--- Start RECORDS FOR THE EXERCISE ---

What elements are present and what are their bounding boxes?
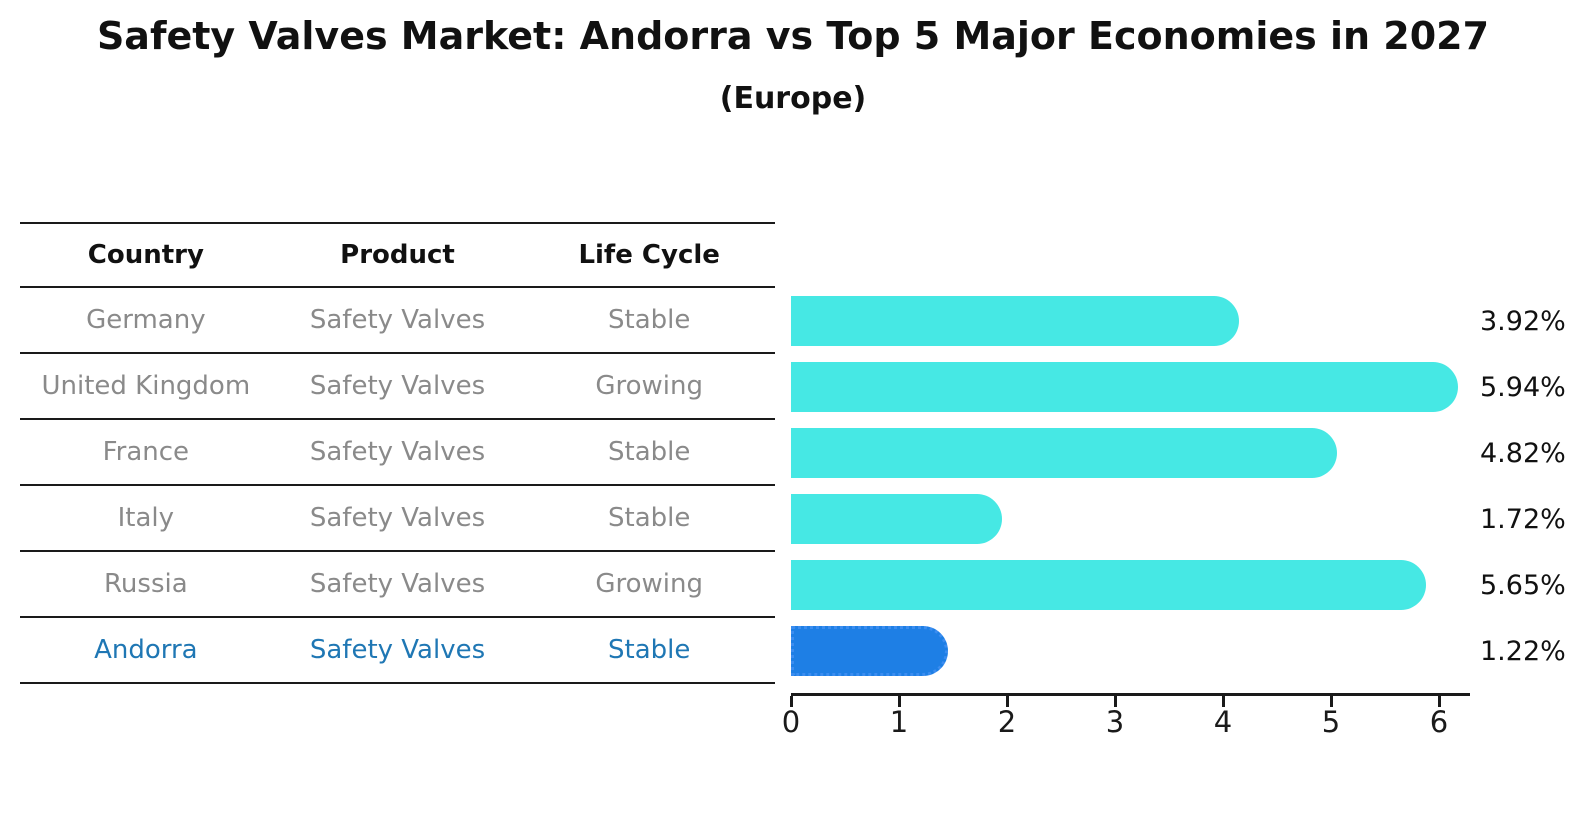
table-row-andorra: Andorra Safety Valves Stable (20, 618, 775, 684)
bar-united-kingdom (791, 362, 1458, 412)
table-row-germany: Germany Safety Valves Stable (20, 288, 775, 354)
bar-row (791, 288, 1491, 354)
cell-life-cycle: Stable (608, 635, 691, 665)
x-axis-tick (1438, 696, 1441, 707)
cell-country: United Kingdom (41, 371, 251, 401)
bar-row (791, 354, 1491, 420)
x-axis-tick-label: 2 (997, 705, 1017, 739)
value-label-france: 4.82% (1480, 437, 1566, 469)
x-axis-tick-label: 5 (1321, 705, 1341, 739)
x-axis-tick-label: 6 (1429, 705, 1449, 739)
table-row-italy: Italy Safety Valves Stable (20, 486, 775, 552)
cell-life-cycle: Growing (595, 569, 703, 599)
bar-france (791, 428, 1337, 478)
cell-life-cycle: Stable (608, 437, 691, 467)
value-label-column: 3.92% 5.94% 4.82% 1.72% 5.65% 1.22% (1480, 288, 1586, 684)
cell-country: Andorra (94, 635, 198, 665)
table-header-life-cycle: Life Cycle (578, 240, 720, 270)
x-axis-tick-label: 4 (1213, 705, 1233, 739)
cell-country: France (102, 437, 190, 467)
table-row-france: France Safety Valves Stable (20, 420, 775, 486)
x-axis-tick-label: 3 (1105, 705, 1125, 739)
chart-title: Safety Valves Market: Andorra vs Top 5 M… (96, 14, 1490, 58)
x-axis: 0 1 2 3 4 5 6 (782, 693, 1470, 753)
x-axis-tick (1114, 696, 1117, 707)
cell-life-cycle: Growing (595, 371, 703, 401)
bar-russia (791, 560, 1426, 610)
cell-country: Russia (104, 569, 188, 599)
x-axis-tick-label: 0 (781, 705, 801, 739)
x-axis-tick (790, 696, 793, 707)
bar-italy (791, 494, 1002, 544)
table-body: Germany Safety Valves Stable United Kingdom… (20, 288, 775, 684)
x-axis-tick (898, 696, 901, 707)
bar-row (791, 486, 1491, 552)
value-label-italy: 1.72% (1480, 503, 1566, 535)
x-axis-line (791, 693, 1470, 696)
x-axis-tick-label: 1 (889, 705, 909, 739)
table-header-row: Country Product Life Cycle (20, 222, 775, 288)
cell-product: Safety Valves (309, 569, 486, 599)
cell-country: Italy (117, 503, 175, 533)
chart-subtitle: (Europe) (719, 81, 867, 116)
cell-life-cycle: Stable (608, 305, 691, 335)
table-row-russia: Russia Safety Valves Growing (20, 552, 775, 618)
x-axis-tick (1330, 696, 1333, 707)
bar-germany (791, 296, 1239, 346)
bar-row (791, 618, 1491, 684)
country-table: Country Product Life Cycle Germany Safety… (20, 222, 775, 684)
bar-row (791, 420, 1491, 486)
cell-country: Germany (86, 305, 206, 335)
value-label-andorra: 1.22% (1480, 635, 1566, 667)
cell-product: Safety Valves (309, 635, 486, 665)
value-label-russia: 5.65% (1480, 569, 1566, 601)
bar-row (791, 552, 1491, 618)
value-label-united-kingdom: 5.94% (1480, 371, 1566, 403)
bar-plot-area (791, 288, 1491, 684)
value-label-germany: 3.92% (1480, 305, 1566, 337)
cell-product: Safety Valves (309, 305, 486, 335)
table-header-product: Product (340, 240, 455, 270)
table-header-country: Country (87, 240, 204, 270)
x-axis-tick (1006, 696, 1009, 707)
cell-product: Safety Valves (309, 437, 486, 467)
table-row-united-kingdom: United Kingdom Safety Valves Growing (20, 354, 775, 420)
cell-product: Safety Valves (309, 371, 486, 401)
cell-life-cycle: Stable (608, 503, 691, 533)
bar-andorra (791, 626, 948, 676)
x-axis-tick (1222, 696, 1225, 707)
cell-product: Safety Valves (309, 503, 486, 533)
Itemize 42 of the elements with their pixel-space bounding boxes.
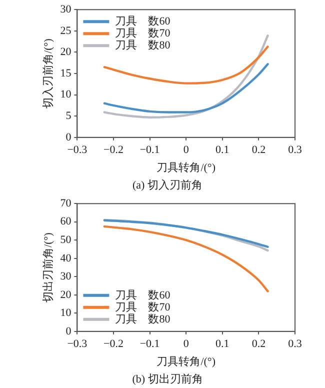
y-tick-label: 50 bbox=[60, 234, 72, 246]
legend-label: 刀具 数60 bbox=[115, 289, 171, 302]
y-tick-label: 0 bbox=[66, 131, 72, 144]
x-axis-title: 刀具转角/(°) bbox=[156, 356, 216, 368]
x-tick-label: 0.2 bbox=[252, 144, 266, 156]
x-tick-label: −0.1 bbox=[140, 338, 160, 350]
line-series bbox=[103, 63, 269, 114]
text: (a) 切入刃前角 bbox=[132, 178, 202, 192]
x-tick-label: 0.1 bbox=[216, 338, 230, 350]
legend-label: 刀具 数70 bbox=[115, 27, 171, 40]
x-tick-label: −0.2 bbox=[104, 144, 124, 156]
legend-label: 刀具 数70 bbox=[115, 301, 171, 314]
x-tick-label: −0.1 bbox=[140, 144, 160, 156]
x-tick-label: 0.2 bbox=[252, 338, 266, 350]
y-axis-title: 切出刃前角/(°) bbox=[41, 232, 54, 302]
y-tick-label: 20 bbox=[60, 288, 72, 301]
y-tick-label: 10 bbox=[60, 88, 72, 101]
y-axis-title: 切入刃前角/(°) bbox=[41, 38, 54, 108]
x-tick-label: −0.3 bbox=[67, 338, 88, 350]
y-tick-label: 10 bbox=[60, 307, 72, 320]
x-tick-label: 0 bbox=[183, 338, 190, 350]
y-tick-label: 30 bbox=[60, 3, 72, 16]
y-tick-label: 60 bbox=[60, 216, 72, 228]
y-tick-label: 25 bbox=[60, 24, 72, 37]
x-axis-title: 刀具转角/(°) bbox=[156, 162, 216, 174]
y-tick-label: 30 bbox=[60, 270, 72, 283]
text: (b) 切出刃前角 bbox=[132, 372, 203, 386]
y-tick-label: 5 bbox=[66, 110, 72, 122]
y-tick-label: 70 bbox=[60, 197, 72, 210]
y-tick-label: 40 bbox=[60, 252, 72, 264]
legend-label: 刀具 数80 bbox=[115, 313, 171, 326]
x-tick-label: 0.3 bbox=[288, 144, 302, 156]
y-tick-label: 0 bbox=[66, 325, 72, 338]
y-tick-label: 15 bbox=[60, 67, 72, 80]
x-tick-label: 0.3 bbox=[288, 338, 302, 350]
legend-label: 刀具 数60 bbox=[115, 15, 171, 28]
y-tick-label: 20 bbox=[60, 46, 72, 58]
x-tick-label: −0.3 bbox=[67, 144, 88, 156]
legend-label: 刀具 数80 bbox=[115, 39, 171, 52]
x-tick-label: 0.1 bbox=[216, 144, 230, 156]
x-tick-label: 0 bbox=[183, 144, 190, 156]
x-tick-label: −0.2 bbox=[104, 338, 124, 350]
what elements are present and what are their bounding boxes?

--- End RECORDS FOR THE EXERCISE ---

» **GOAL OF THE EXERCISE**
Copy out the lines of the listing verbatim, starting at the line that contains "y-tick-label: 50 bbox=[60, 234, 72, 246]" and ending at the line that contains "y-tick-label: 20 bbox=[60, 288, 72, 301]", with both of those lines included.

» **TASK RESPONSE**
y-tick-label: 50 bbox=[60, 234, 72, 246]
legend-label: 刀具 数60 bbox=[115, 289, 171, 302]
y-tick-label: 0 bbox=[66, 131, 72, 144]
x-axis-title: 刀具转角/(°) bbox=[156, 356, 216, 368]
x-tick-label: 0.2 bbox=[252, 144, 266, 156]
x-tick-label: −0.1 bbox=[140, 338, 160, 350]
line-series bbox=[103, 63, 269, 114]
text: (a) 切入刃前角 bbox=[132, 178, 202, 192]
x-tick-label: 0.1 bbox=[216, 338, 230, 350]
legend-label: 刀具 数70 bbox=[115, 27, 171, 40]
x-tick-label: −0.2 bbox=[104, 144, 124, 156]
legend-label: 刀具 数70 bbox=[115, 301, 171, 314]
x-tick-label: −0.1 bbox=[140, 144, 160, 156]
x-tick-label: 0.2 bbox=[252, 338, 266, 350]
y-axis-title: 切出刃前角/(°) bbox=[41, 232, 54, 302]
y-tick-label: 20 bbox=[60, 288, 72, 301]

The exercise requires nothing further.